> **GOAL**
Count every line that has "right" in it and give the total, nothing more.

> **INPUT MATERIAL**
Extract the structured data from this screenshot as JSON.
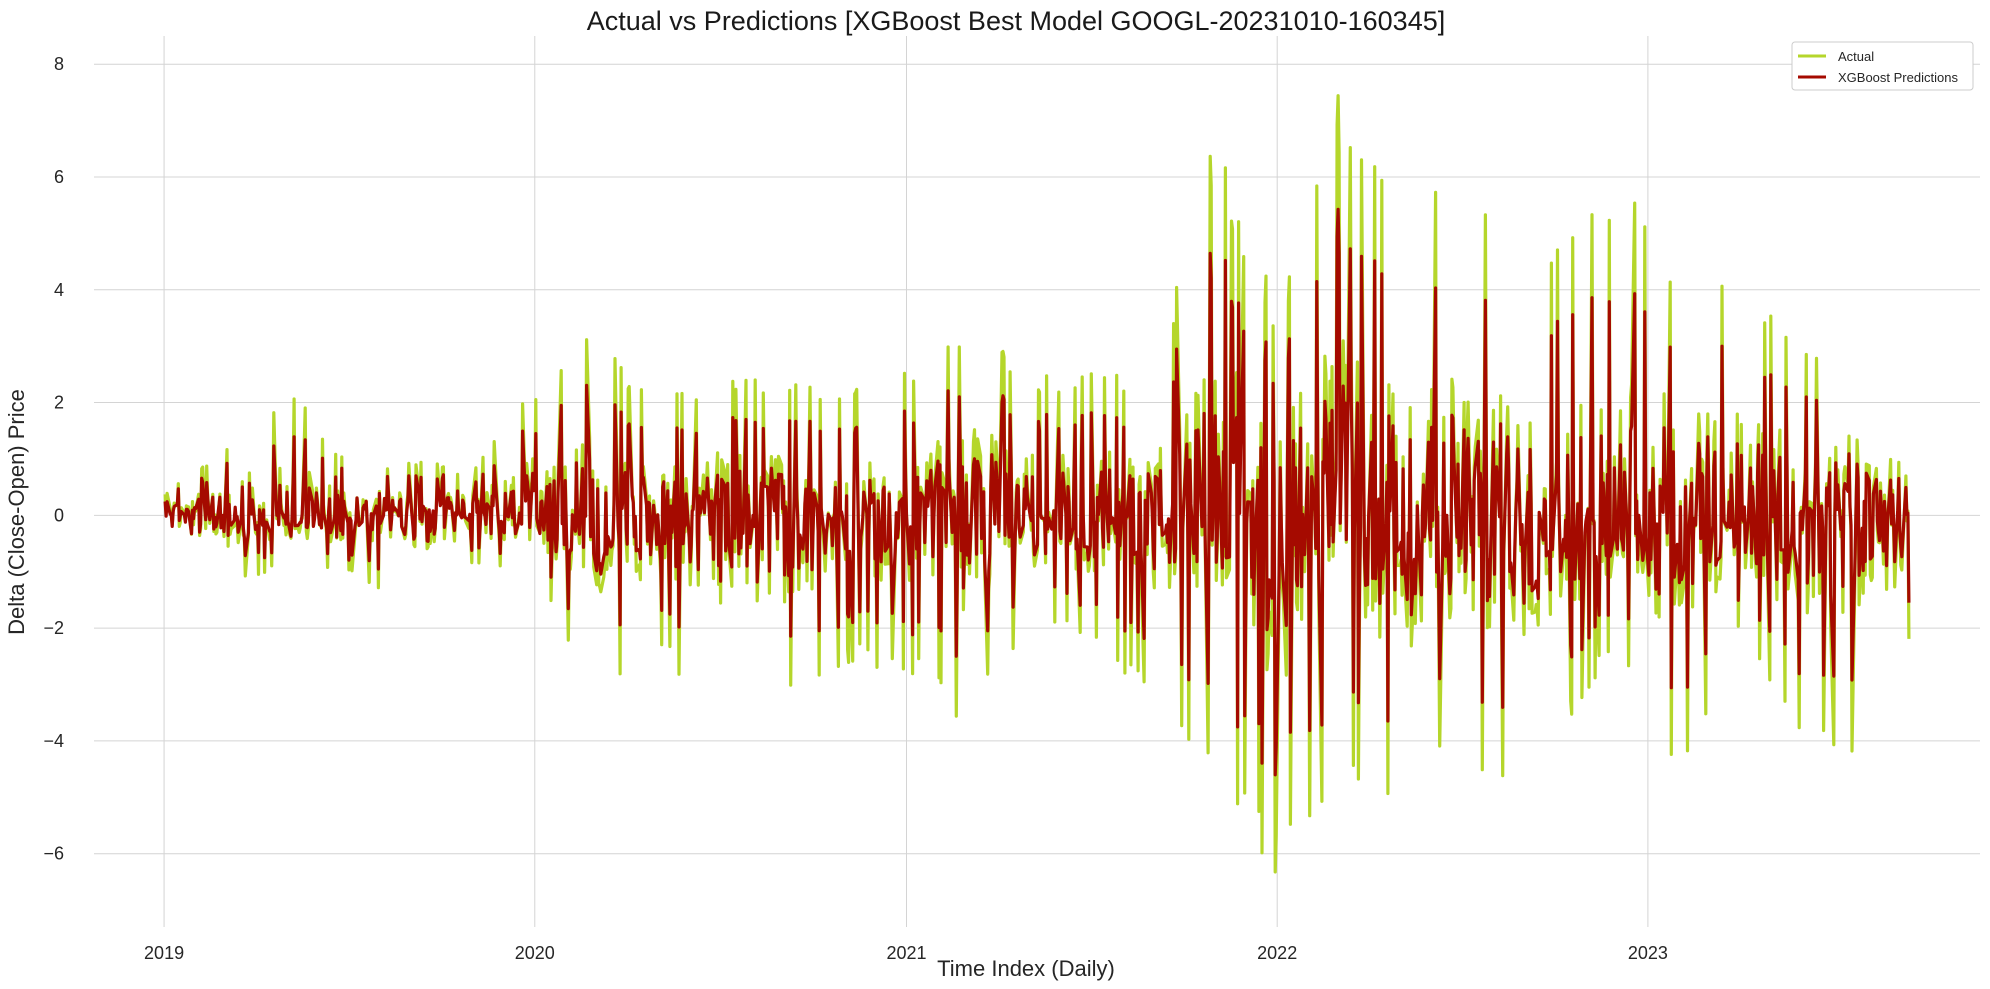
{
  "chart_data": {
    "type": "line",
    "title": "Actual vs Predictions [XGBoost Best Model GOOGL-20231010-160345]",
    "xlabel": "Time Index (Daily)",
    "ylabel": "Delta (Close-Open) Price",
    "x_start": "2019-01-02",
    "x_end": "2023-09-15",
    "xlim": [
      "2018-10-24",
      "2023-11-24"
    ],
    "ylim": [
      -7.3,
      8.5
    ],
    "x_ticks": [
      "2019",
      "2020",
      "2021",
      "2022",
      "2023"
    ],
    "y_ticks": [
      8,
      6,
      4,
      2,
      0,
      -2,
      -4,
      -6
    ],
    "grid": true,
    "legend_position": "top-right",
    "series": [
      {
        "name": "Actual",
        "color": "#b5d62b"
      },
      {
        "name": "XGBoost Predictions",
        "color": "#a50a00"
      }
    ],
    "envelope_actual": [
      {
        "date": "2019-01-02",
        "hi": 0.4,
        "lo": -0.3
      },
      {
        "date": "2019-03-01",
        "hi": 1.2,
        "lo": -1.3
      },
      {
        "date": "2019-05-03",
        "hi": 2.4,
        "lo": -0.9
      },
      {
        "date": "2019-07-01",
        "hi": 0.9,
        "lo": -1.1
      },
      {
        "date": "2019-09-03",
        "hi": 1.0,
        "lo": -1.6
      },
      {
        "date": "2019-11-01",
        "hi": 0.8,
        "lo": -0.9
      },
      {
        "date": "2020-01-02",
        "hi": 2.3,
        "lo": -1.2
      },
      {
        "date": "2020-03-02",
        "hi": 3.3,
        "lo": -3.1
      },
      {
        "date": "2020-05-01",
        "hi": 2.0,
        "lo": -2.5
      },
      {
        "date": "2020-07-01",
        "hi": 2.5,
        "lo": -3.5
      },
      {
        "date": "2020-09-01",
        "hi": 2.5,
        "lo": -3.5
      },
      {
        "date": "2020-11-02",
        "hi": 2.2,
        "lo": -2.6
      },
      {
        "date": "2021-01-04",
        "hi": 2.7,
        "lo": -2.8
      },
      {
        "date": "2021-03-01",
        "hi": 3.6,
        "lo": -3.8
      },
      {
        "date": "2021-05-03",
        "hi": 2.5,
        "lo": -2.0
      },
      {
        "date": "2021-07-01",
        "hi": 2.6,
        "lo": -2.3
      },
      {
        "date": "2021-09-01",
        "hi": 2.4,
        "lo": -3.3
      },
      {
        "date": "2021-11-01",
        "hi": 6.8,
        "lo": -4.6
      },
      {
        "date": "2022-01-03",
        "hi": 3.6,
        "lo": -6.6
      },
      {
        "date": "2022-02-25",
        "hi": 7.7,
        "lo": -5.1
      },
      {
        "date": "2022-05-02",
        "hi": 5.3,
        "lo": -5.4
      },
      {
        "date": "2022-07-01",
        "hi": 6.2,
        "lo": -4.4
      },
      {
        "date": "2022-09-01",
        "hi": 4.0,
        "lo": -5.0
      },
      {
        "date": "2022-11-30",
        "hi": 6.2,
        "lo": -2.3
      },
      {
        "date": "2023-02-01",
        "hi": 4.4,
        "lo": -5.0
      },
      {
        "date": "2023-04-03",
        "hi": 4.1,
        "lo": -2.0
      },
      {
        "date": "2023-06-01",
        "hi": 3.2,
        "lo": -4.5
      },
      {
        "date": "2023-08-01",
        "hi": 3.1,
        "lo": -4.3
      },
      {
        "date": "2023-09-15",
        "hi": 3.6,
        "lo": -2.4
      }
    ]
  }
}
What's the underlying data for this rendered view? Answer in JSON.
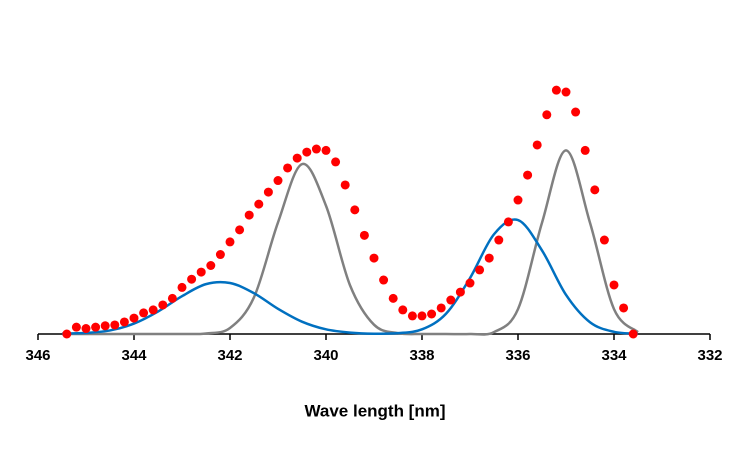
{
  "chart_data": {
    "type": "scatter",
    "x_label": "Wave length [nm]",
    "xlim": [
      346,
      332
    ],
    "xticks": [
      346,
      344,
      342,
      340,
      338,
      336,
      334,
      332
    ],
    "ylim": [
      0,
      100
    ],
    "series": [
      {
        "style": "markers",
        "color": "#ff0000",
        "x": [
          345.4,
          345.2,
          345.0,
          344.8,
          344.6,
          344.4,
          344.2,
          344.0,
          343.8,
          343.6,
          343.4,
          343.2,
          343.0,
          342.8,
          342.6,
          342.4,
          342.2,
          342.0,
          341.8,
          341.6,
          341.4,
          341.2,
          341.0,
          340.8,
          340.6,
          340.4,
          340.2,
          340.0,
          339.8,
          339.6,
          339.4,
          339.2,
          339.0,
          338.8,
          338.6,
          338.4,
          338.2,
          338.0,
          337.8,
          337.6,
          337.4,
          337.2,
          337.0,
          336.8,
          336.6,
          336.4,
          336.2,
          336.0,
          335.8,
          335.6,
          335.4,
          335.2,
          335.0,
          334.8,
          334.6,
          334.4,
          334.2,
          334.0,
          333.8,
          333.6
        ],
        "values": [
          0,
          2.5,
          2,
          2.5,
          3,
          3.3,
          4.4,
          5.8,
          7.7,
          8.8,
          10.6,
          13,
          17,
          20,
          22.6,
          25,
          29,
          33.6,
          38,
          43.4,
          47.4,
          51.8,
          56,
          60.6,
          64.2,
          66.4,
          67.5,
          67,
          62.8,
          54.4,
          45.3,
          36,
          27.7,
          19.7,
          13,
          8.8,
          6.6,
          6.6,
          7.3,
          9.5,
          12.4,
          15.3,
          18.6,
          23.4,
          27.7,
          34.3,
          40.9,
          48.9,
          58,
          69,
          80,
          89,
          88.3,
          81,
          67,
          52.6,
          34.3,
          17.9,
          9.5,
          0
        ]
      },
      {
        "style": "line",
        "color": "#808080",
        "x": [
          345.5,
          345.0,
          344.5,
          344.0,
          343.5,
          343.0,
          342.5,
          342.0,
          341.5,
          341.0,
          340.5,
          340.0,
          339.5,
          339.0,
          338.5,
          338.0,
          337.5,
          337.0,
          336.5,
          336.0,
          335.5,
          335.0,
          334.5,
          334.0,
          333.5
        ],
        "values": [
          0,
          0,
          0,
          0,
          0,
          0,
          0.2,
          2.2,
          13.4,
          40.7,
          62,
          46.8,
          17.8,
          3.4,
          0.3,
          0,
          0,
          0,
          0.7,
          9.1,
          40.6,
          67,
          40.6,
          9.1,
          0.7
        ]
      },
      {
        "style": "line",
        "color": "#0070c0",
        "x": [
          345.5,
          345.0,
          344.5,
          344.0,
          343.5,
          343.0,
          342.5,
          342.0,
          341.5,
          341.0,
          340.5,
          340.0,
          339.5,
          339.0,
          338.5,
          338.0,
          337.5,
          337.0,
          336.5,
          336.0,
          335.5,
          335.0,
          334.5,
          334.0,
          333.5
        ],
        "values": [
          0.1,
          0.4,
          1.3,
          3.8,
          8.2,
          13.8,
          18.2,
          18.6,
          14.9,
          9.2,
          4.5,
          1.7,
          0.5,
          0.1,
          0.3,
          1.7,
          7.4,
          20.4,
          36.4,
          41.6,
          30.5,
          14.3,
          4.3,
          0.8,
          0.1
        ]
      }
    ]
  }
}
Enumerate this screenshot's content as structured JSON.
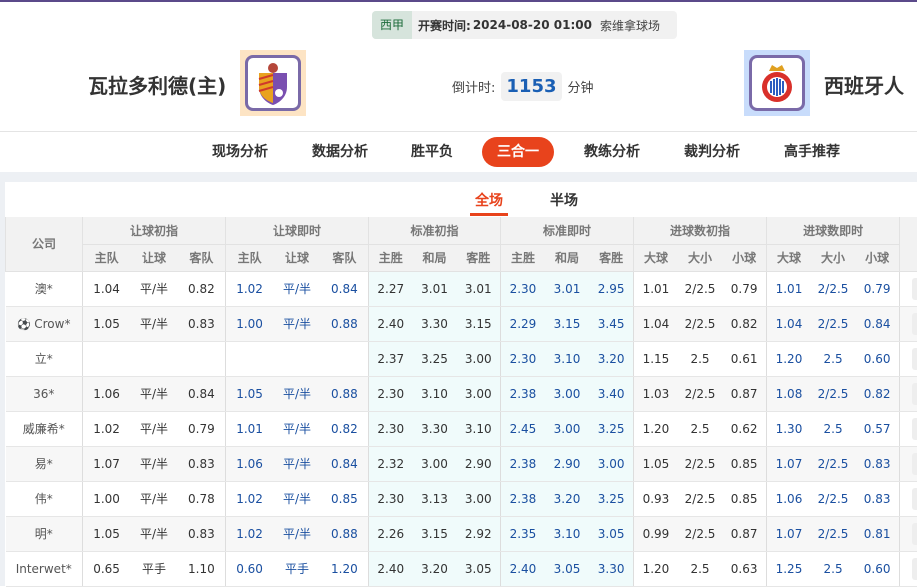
{
  "match": {
    "league": "西甲",
    "kickoff_label": "开赛时间:",
    "kickoff": "2024-08-20 01:00",
    "venue": "索维拿球场",
    "home": "瓦拉多利德(主)",
    "away": "西班牙人",
    "countdown_label": "倒计时:",
    "countdown": "1153",
    "countdown_unit": "分钟"
  },
  "colors": {
    "accent": "#e8431c",
    "live_blue": "#1a4fa0",
    "std_bg": "#f0fbfb"
  },
  "nav": [
    {
      "label": "现场分析"
    },
    {
      "label": "数据分析"
    },
    {
      "label": "胜平负"
    },
    {
      "label": "三合一",
      "active": true
    },
    {
      "label": "教练分析"
    },
    {
      "label": "裁判分析"
    },
    {
      "label": "高手推荐"
    }
  ],
  "tabs": [
    {
      "label": "全场",
      "active": true
    },
    {
      "label": "半场"
    }
  ],
  "table": {
    "company_header": "公司",
    "groups": [
      "让球初指",
      "让球即时",
      "标准初指",
      "标准即时",
      "进球数初指",
      "进球数即时"
    ],
    "subheaders": [
      [
        "主队",
        "让球",
        "客队"
      ],
      [
        "主队",
        "让球",
        "客队"
      ],
      [
        "主胜",
        "和局",
        "客胜"
      ],
      [
        "主胜",
        "和局",
        "客胜"
      ],
      [
        "大球",
        "大小",
        "小球"
      ],
      [
        "大球",
        "大小",
        "小球"
      ]
    ],
    "rows": [
      {
        "company": "澳*",
        "values": [
          "1.04",
          "平/半",
          "0.82",
          "1.02",
          "平/半",
          "0.84",
          "2.27",
          "3.01",
          "3.01",
          "2.30",
          "3.01",
          "2.95",
          "1.01",
          "2/2.5",
          "0.79",
          "1.01",
          "2/2.5",
          "0.79"
        ]
      },
      {
        "company": "Crow*",
        "icon": "soccer-ball-icon",
        "values": [
          "1.05",
          "平/半",
          "0.83",
          "1.00",
          "平/半",
          "0.88",
          "2.40",
          "3.30",
          "3.15",
          "2.29",
          "3.15",
          "3.45",
          "1.04",
          "2/2.5",
          "0.82",
          "1.04",
          "2/2.5",
          "0.84"
        ]
      },
      {
        "company": "立*",
        "values": [
          "",
          "",
          "",
          "",
          "",
          "",
          "2.37",
          "3.25",
          "3.00",
          "2.30",
          "3.10",
          "3.20",
          "1.15",
          "2.5",
          "0.61",
          "1.20",
          "2.5",
          "0.60"
        ]
      },
      {
        "company": "36*",
        "values": [
          "1.06",
          "平/半",
          "0.84",
          "1.05",
          "平/半",
          "0.88",
          "2.30",
          "3.10",
          "3.00",
          "2.38",
          "3.00",
          "3.40",
          "1.03",
          "2/2.5",
          "0.87",
          "1.08",
          "2/2.5",
          "0.82"
        ]
      },
      {
        "company": "威廉希*",
        "values": [
          "1.02",
          "平/半",
          "0.79",
          "1.01",
          "平/半",
          "0.82",
          "2.30",
          "3.30",
          "3.10",
          "2.45",
          "3.00",
          "3.25",
          "1.20",
          "2.5",
          "0.62",
          "1.30",
          "2.5",
          "0.57"
        ]
      },
      {
        "company": "易*",
        "values": [
          "1.07",
          "平/半",
          "0.83",
          "1.06",
          "平/半",
          "0.84",
          "2.32",
          "3.00",
          "2.90",
          "2.38",
          "2.90",
          "3.00",
          "1.05",
          "2/2.5",
          "0.85",
          "1.07",
          "2/2.5",
          "0.83"
        ]
      },
      {
        "company": "伟*",
        "values": [
          "1.00",
          "平/半",
          "0.78",
          "1.02",
          "平/半",
          "0.85",
          "2.30",
          "3.13",
          "3.00",
          "2.38",
          "3.20",
          "3.25",
          "0.93",
          "2/2.5",
          "0.85",
          "1.06",
          "2/2.5",
          "0.83"
        ]
      },
      {
        "company": "明*",
        "values": [
          "1.05",
          "平/半",
          "0.83",
          "1.02",
          "平/半",
          "0.88",
          "2.26",
          "3.15",
          "2.92",
          "2.35",
          "3.10",
          "3.05",
          "0.99",
          "2/2.5",
          "0.87",
          "1.07",
          "2/2.5",
          "0.81"
        ]
      },
      {
        "company": "Interwet*",
        "values": [
          "0.65",
          "平手",
          "1.10",
          "0.60",
          "平手",
          "1.20",
          "2.40",
          "3.20",
          "3.05",
          "2.40",
          "3.05",
          "3.30",
          "1.20",
          "2.5",
          "0.63",
          "1.25",
          "2.5",
          "0.60"
        ]
      }
    ]
  }
}
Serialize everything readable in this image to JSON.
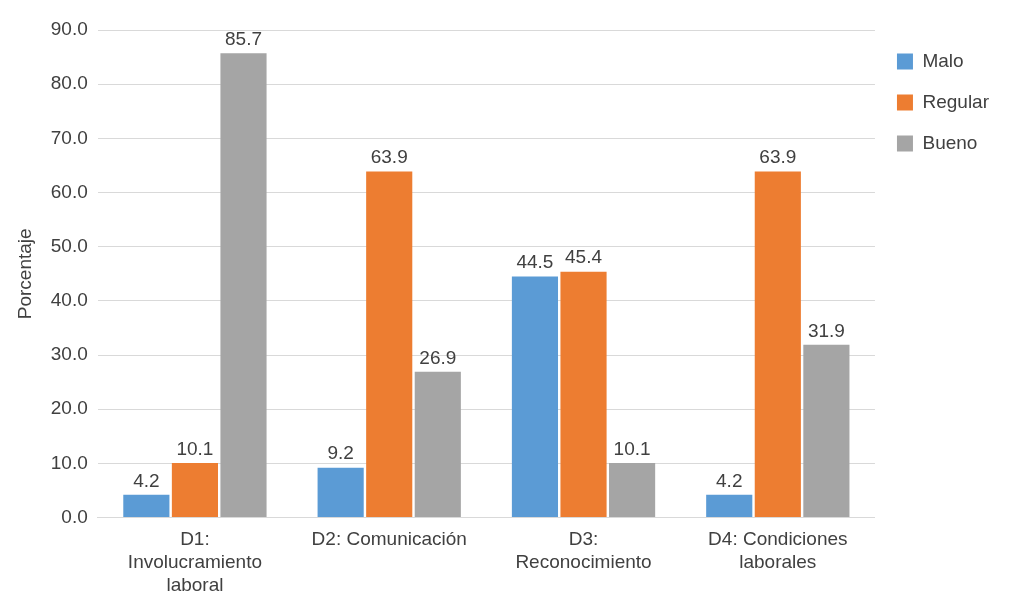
{
  "chart_data": {
    "type": "bar",
    "ylabel": "Porcentaje",
    "categories": [
      "D1: Involucramiento laboral",
      "D2: Comunicación",
      "D3: Reconocimiento",
      "D4: Condiciones laborales"
    ],
    "series": [
      {
        "name": "Malo",
        "color": "#5b9bd5",
        "values": [
          4.2,
          9.2,
          44.5,
          4.2
        ]
      },
      {
        "name": "Regular",
        "color": "#ed7d31",
        "values": [
          10.1,
          63.9,
          45.4,
          63.9
        ]
      },
      {
        "name": "Bueno",
        "color": "#a5a5a5",
        "values": [
          85.7,
          26.9,
          10.1,
          31.9
        ]
      }
    ],
    "ylim": [
      0,
      90
    ],
    "yticks": [
      {
        "value": 0,
        "label": "0.0"
      },
      {
        "value": 10,
        "label": "10.0"
      },
      {
        "value": 20,
        "label": "20.0"
      },
      {
        "value": 30,
        "label": "30.0"
      },
      {
        "value": 40,
        "label": "40.0"
      },
      {
        "value": 50,
        "label": "50.0"
      },
      {
        "value": 60,
        "label": "60.0"
      },
      {
        "value": 70,
        "label": "70.0"
      },
      {
        "value": 80,
        "label": "80.0"
      },
      {
        "value": 90,
        "label": "90.0"
      }
    ],
    "grid": "y",
    "legend": "top right",
    "data_labels": true
  }
}
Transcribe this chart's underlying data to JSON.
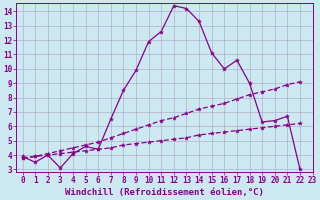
{
  "xlabel": "Windchill (Refroidissement éolien,°C)",
  "bg_color": "#cce8f0",
  "grid_color": "#b0b0cc",
  "line_color": "#880088",
  "xlim": [
    -0.5,
    23
  ],
  "ylim": [
    2.8,
    14.6
  ],
  "yticks": [
    3,
    4,
    5,
    6,
    7,
    8,
    9,
    10,
    11,
    12,
    13,
    14
  ],
  "xticks": [
    0,
    1,
    2,
    3,
    4,
    5,
    6,
    7,
    8,
    9,
    10,
    11,
    12,
    13,
    14,
    15,
    16,
    17,
    18,
    19,
    20,
    21,
    22,
    23
  ],
  "series1_x": [
    0,
    1,
    2,
    3,
    4,
    5,
    6,
    7,
    8,
    9,
    10,
    11,
    12,
    13,
    14,
    15,
    16,
    17,
    18,
    19,
    20,
    21,
    22
  ],
  "series1_y": [
    3.9,
    3.5,
    4.0,
    3.1,
    4.1,
    4.6,
    4.4,
    6.5,
    8.5,
    9.9,
    11.9,
    12.6,
    14.4,
    14.2,
    13.3,
    11.1,
    10.0,
    10.6,
    9.0,
    6.3,
    6.4,
    6.7,
    3.0
  ],
  "series2_x": [
    0,
    1,
    2,
    3,
    4,
    5,
    6,
    7,
    8,
    9,
    10,
    11,
    12,
    13,
    14,
    15,
    16,
    17,
    18,
    19,
    20,
    21,
    22
  ],
  "series2_y": [
    3.8,
    3.9,
    4.1,
    4.3,
    4.5,
    4.7,
    4.9,
    5.2,
    5.5,
    5.8,
    6.1,
    6.4,
    6.6,
    6.9,
    7.2,
    7.4,
    7.6,
    7.9,
    8.2,
    8.4,
    8.6,
    8.9,
    9.1
  ],
  "series3_x": [
    0,
    1,
    2,
    3,
    4,
    5,
    6,
    7,
    8,
    9,
    10,
    11,
    12,
    13,
    14,
    15,
    16,
    17,
    18,
    19,
    20,
    21,
    22
  ],
  "series3_y": [
    3.8,
    3.9,
    4.0,
    4.1,
    4.2,
    4.3,
    4.4,
    4.5,
    4.7,
    4.8,
    4.9,
    5.0,
    5.1,
    5.2,
    5.4,
    5.5,
    5.6,
    5.7,
    5.8,
    5.9,
    6.0,
    6.1,
    6.2
  ],
  "marker": "*",
  "markersize": 3,
  "linewidth": 0.9,
  "xlabel_fontsize": 6.5,
  "tick_fontsize": 5.5
}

> **CORRECT OUTPUT**
2